## The request
From the listing below, extract each entry exactly as written, minus the images.
****
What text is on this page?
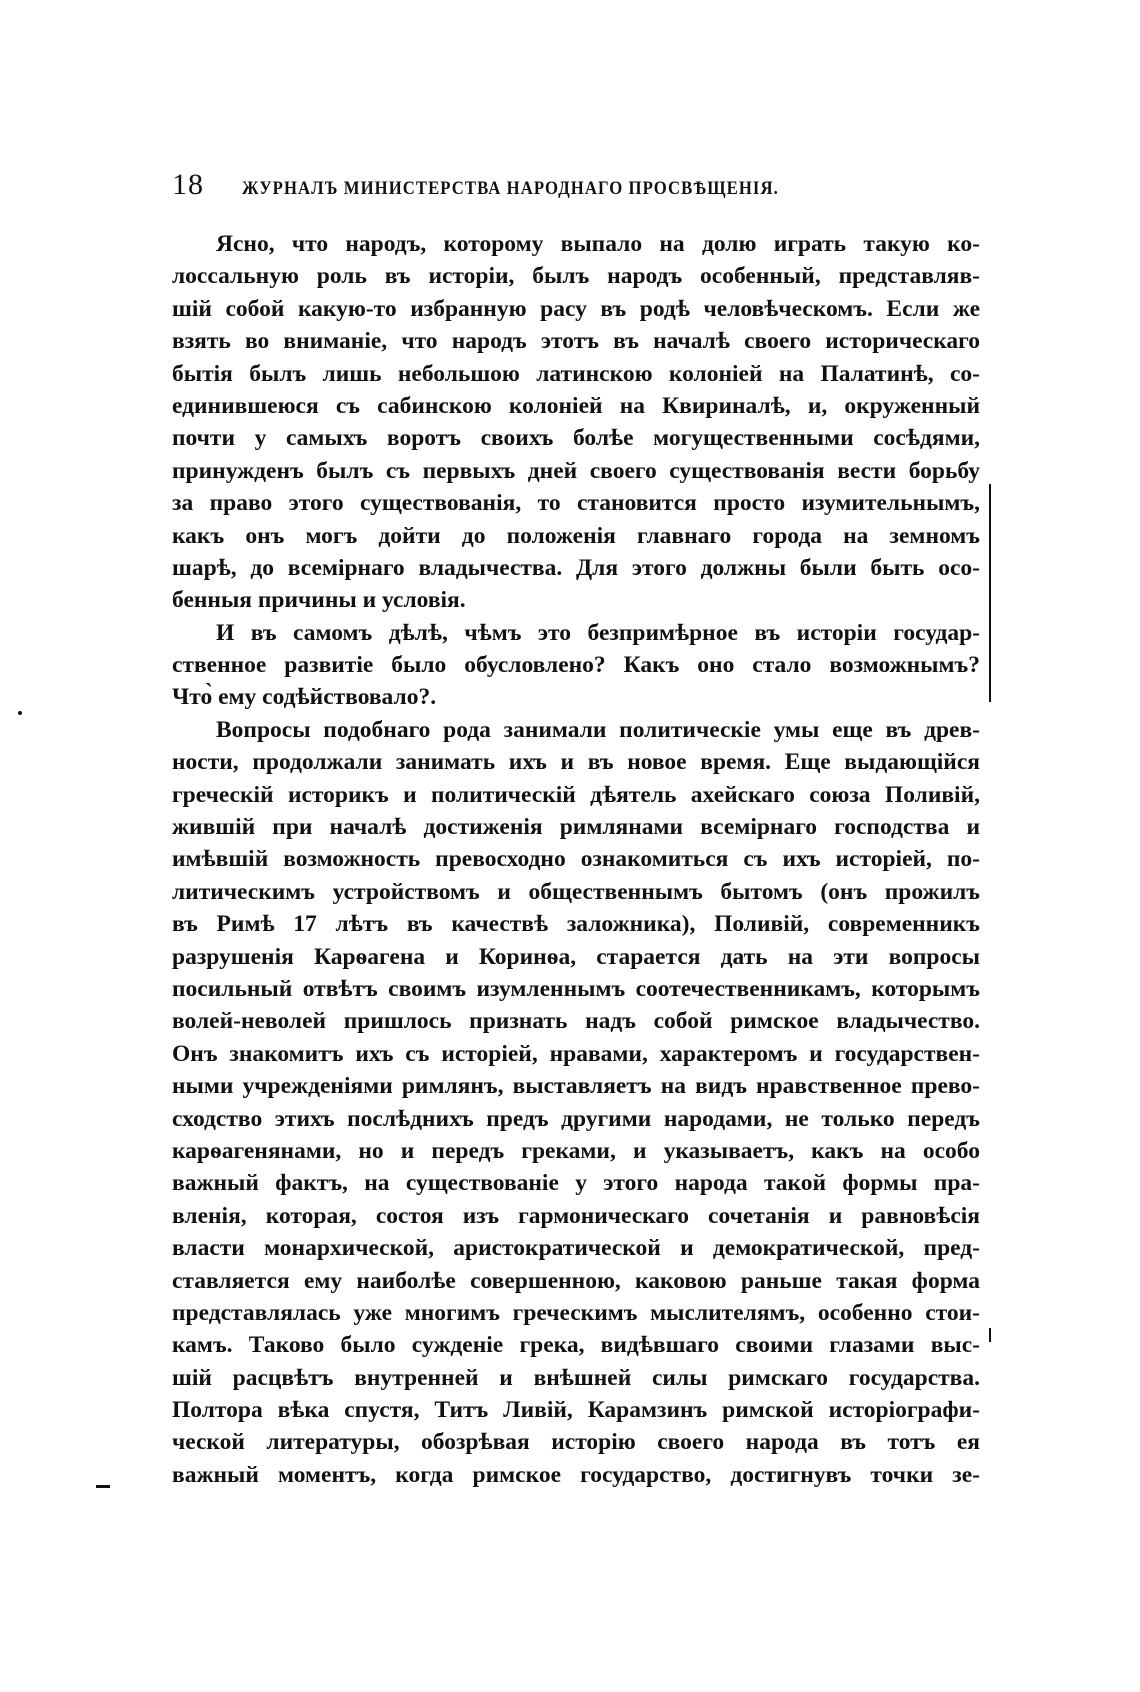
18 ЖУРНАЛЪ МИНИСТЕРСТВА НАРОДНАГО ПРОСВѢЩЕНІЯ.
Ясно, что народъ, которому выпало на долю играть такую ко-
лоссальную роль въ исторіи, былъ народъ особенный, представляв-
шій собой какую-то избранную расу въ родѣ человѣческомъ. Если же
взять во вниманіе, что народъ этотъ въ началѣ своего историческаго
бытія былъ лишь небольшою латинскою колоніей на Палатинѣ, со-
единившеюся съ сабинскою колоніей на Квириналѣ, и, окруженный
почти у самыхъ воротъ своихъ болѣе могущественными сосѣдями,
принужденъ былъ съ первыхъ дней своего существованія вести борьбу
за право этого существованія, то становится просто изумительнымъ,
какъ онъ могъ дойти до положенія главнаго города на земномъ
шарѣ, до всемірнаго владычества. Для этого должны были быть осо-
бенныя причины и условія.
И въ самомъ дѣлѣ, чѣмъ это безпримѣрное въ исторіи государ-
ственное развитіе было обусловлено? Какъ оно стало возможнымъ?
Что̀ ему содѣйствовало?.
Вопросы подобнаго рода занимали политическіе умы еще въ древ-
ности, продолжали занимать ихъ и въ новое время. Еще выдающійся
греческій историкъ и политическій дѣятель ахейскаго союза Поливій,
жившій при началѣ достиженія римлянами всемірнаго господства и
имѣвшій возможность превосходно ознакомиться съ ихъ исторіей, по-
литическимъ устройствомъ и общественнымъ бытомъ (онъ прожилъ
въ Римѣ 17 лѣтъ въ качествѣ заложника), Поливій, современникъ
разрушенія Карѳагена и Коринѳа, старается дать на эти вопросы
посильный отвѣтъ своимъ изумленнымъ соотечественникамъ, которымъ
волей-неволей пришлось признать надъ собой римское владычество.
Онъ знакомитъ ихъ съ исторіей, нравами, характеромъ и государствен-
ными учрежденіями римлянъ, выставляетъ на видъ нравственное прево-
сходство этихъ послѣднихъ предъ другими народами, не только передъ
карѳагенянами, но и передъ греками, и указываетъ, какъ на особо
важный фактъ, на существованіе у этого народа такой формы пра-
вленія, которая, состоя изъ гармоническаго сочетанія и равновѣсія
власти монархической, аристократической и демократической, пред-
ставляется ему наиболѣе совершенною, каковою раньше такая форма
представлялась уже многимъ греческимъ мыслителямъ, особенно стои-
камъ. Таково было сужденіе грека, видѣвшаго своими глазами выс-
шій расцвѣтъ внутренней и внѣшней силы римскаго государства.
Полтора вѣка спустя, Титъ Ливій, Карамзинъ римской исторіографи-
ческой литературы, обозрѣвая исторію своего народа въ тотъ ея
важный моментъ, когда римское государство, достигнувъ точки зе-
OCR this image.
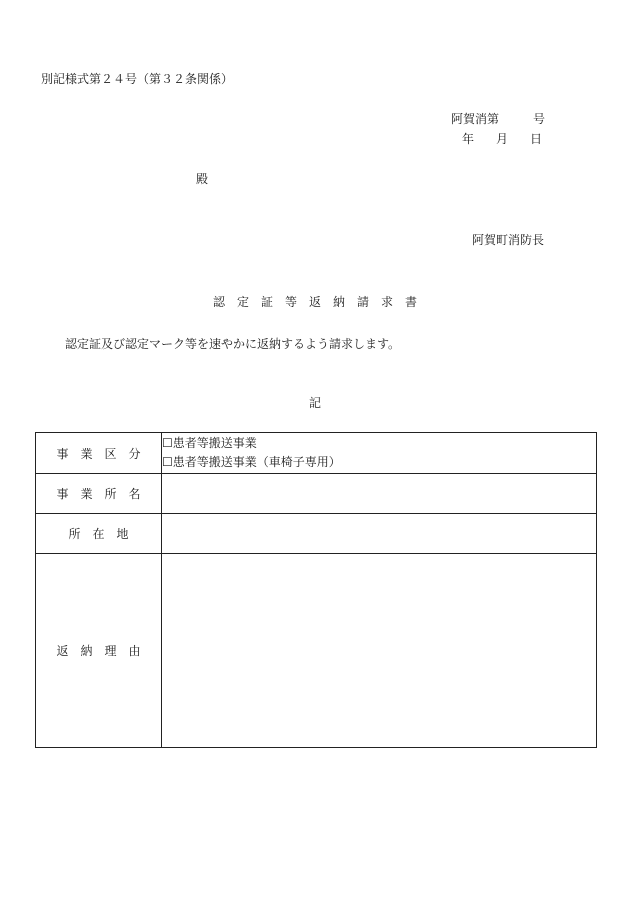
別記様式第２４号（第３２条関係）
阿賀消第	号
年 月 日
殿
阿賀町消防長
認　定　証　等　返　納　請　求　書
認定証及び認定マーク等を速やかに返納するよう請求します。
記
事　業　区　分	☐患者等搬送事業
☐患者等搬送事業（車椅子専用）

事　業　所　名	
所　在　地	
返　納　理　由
****
## Output of the task
What text is on this page?
18 ЖУРНАЛЪ МИНИСТЕРСТВА НАРОДНАГО ПРОСВѢЩЕНІЯ.
Ясно, что народъ, которому выпало на долю играть такую ко-
лоссальную роль въ исторіи, былъ народъ особенный, представляв-
шій собой какую-то избранную расу въ родѣ человѣческомъ. Если же
взять во вниманіе, что народъ этотъ въ началѣ своего историческаго
бытія былъ лишь небольшою латинскою колоніей на Палатинѣ, со-
единившеюся съ сабинскою колоніей на Квириналѣ, и, окруженный
почти у самыхъ воротъ своихъ болѣе могущественными сосѣдями,
принужденъ былъ съ первыхъ дней своего существованія вести борьбу
за право этого существованія, то становится просто изумительнымъ,
какъ онъ могъ дойти до положенія главнаго города на земномъ
шарѣ, до всемірнаго владычества. Для этого должны были быть осо-
бенныя причины и условія.
И въ самомъ дѣлѣ, чѣмъ это безпримѣрное въ исторіи государ-
ственное развитіе было обусловлено? Какъ оно стало возможнымъ?
Что̀ ему содѣйствовало?.
Вопросы подобнаго рода занимали политическіе умы еще въ древ-
ности, продолжали занимать ихъ и въ новое время. Еще выдающійся
греческій историкъ и политическій дѣятель ахейскаго союза Поливій,
жившій при началѣ достиженія римлянами всемірнаго господства и
имѣвшій возможность превосходно ознакомиться съ ихъ исторіей, по-
литическимъ устройствомъ и общественнымъ бытомъ (онъ прожилъ
въ Римѣ 17 лѣтъ въ качествѣ заложника), Поливій, современникъ
разрушенія Карѳагена и Коринѳа, старается дать на эти вопросы
посильный отвѣтъ своимъ изумленнымъ соотечественникамъ, которымъ
волей-неволей пришлось признать надъ собой римское владычество.
Онъ знакомитъ ихъ съ исторіей, нравами, характеромъ и государствен-
ными учрежденіями римлянъ, выставляетъ на видъ нравственное прево-
сходство этихъ послѣднихъ предъ другими народами, не только передъ
карѳагенянами, но и передъ греками, и указываетъ, какъ на особо
важный фактъ, на существованіе у этого народа такой формы пра-
вленія, которая, состоя изъ гармоническаго сочетанія и равновѣсія
власти монархической, аристократической и демократической, пред-
ставляется ему наиболѣе совершенною, каковою раньше такая форма
представлялась уже многимъ греческимъ мыслителямъ, особенно стои-
камъ. Таково было сужденіе грека, видѣвшаго своими глазами выс-
шій расцвѣтъ внутренней и внѣшней силы римскаго государства.
Полтора вѣка спустя, Титъ Ливій, Карамзинъ римской исторіографи-
ческой литературы, обозрѣвая исторію своего народа въ тотъ ея
важный моментъ, когда римское государство, достигнувъ точки зе-
OCR this image.
別記様式第２４号（第３２条関係）
阿賀消第	号
年 月 日
殿
阿賀町消防長
認　定　証　等　返　納　請　求　書
認定証及び認定マーク等を速やかに返納するよう請求します。
記
事　業　区　分	☐患者等搬送事業
☐患者等搬送事業（車椅子専用）

事　業　所　名	
所　在　地	
返　納　理　由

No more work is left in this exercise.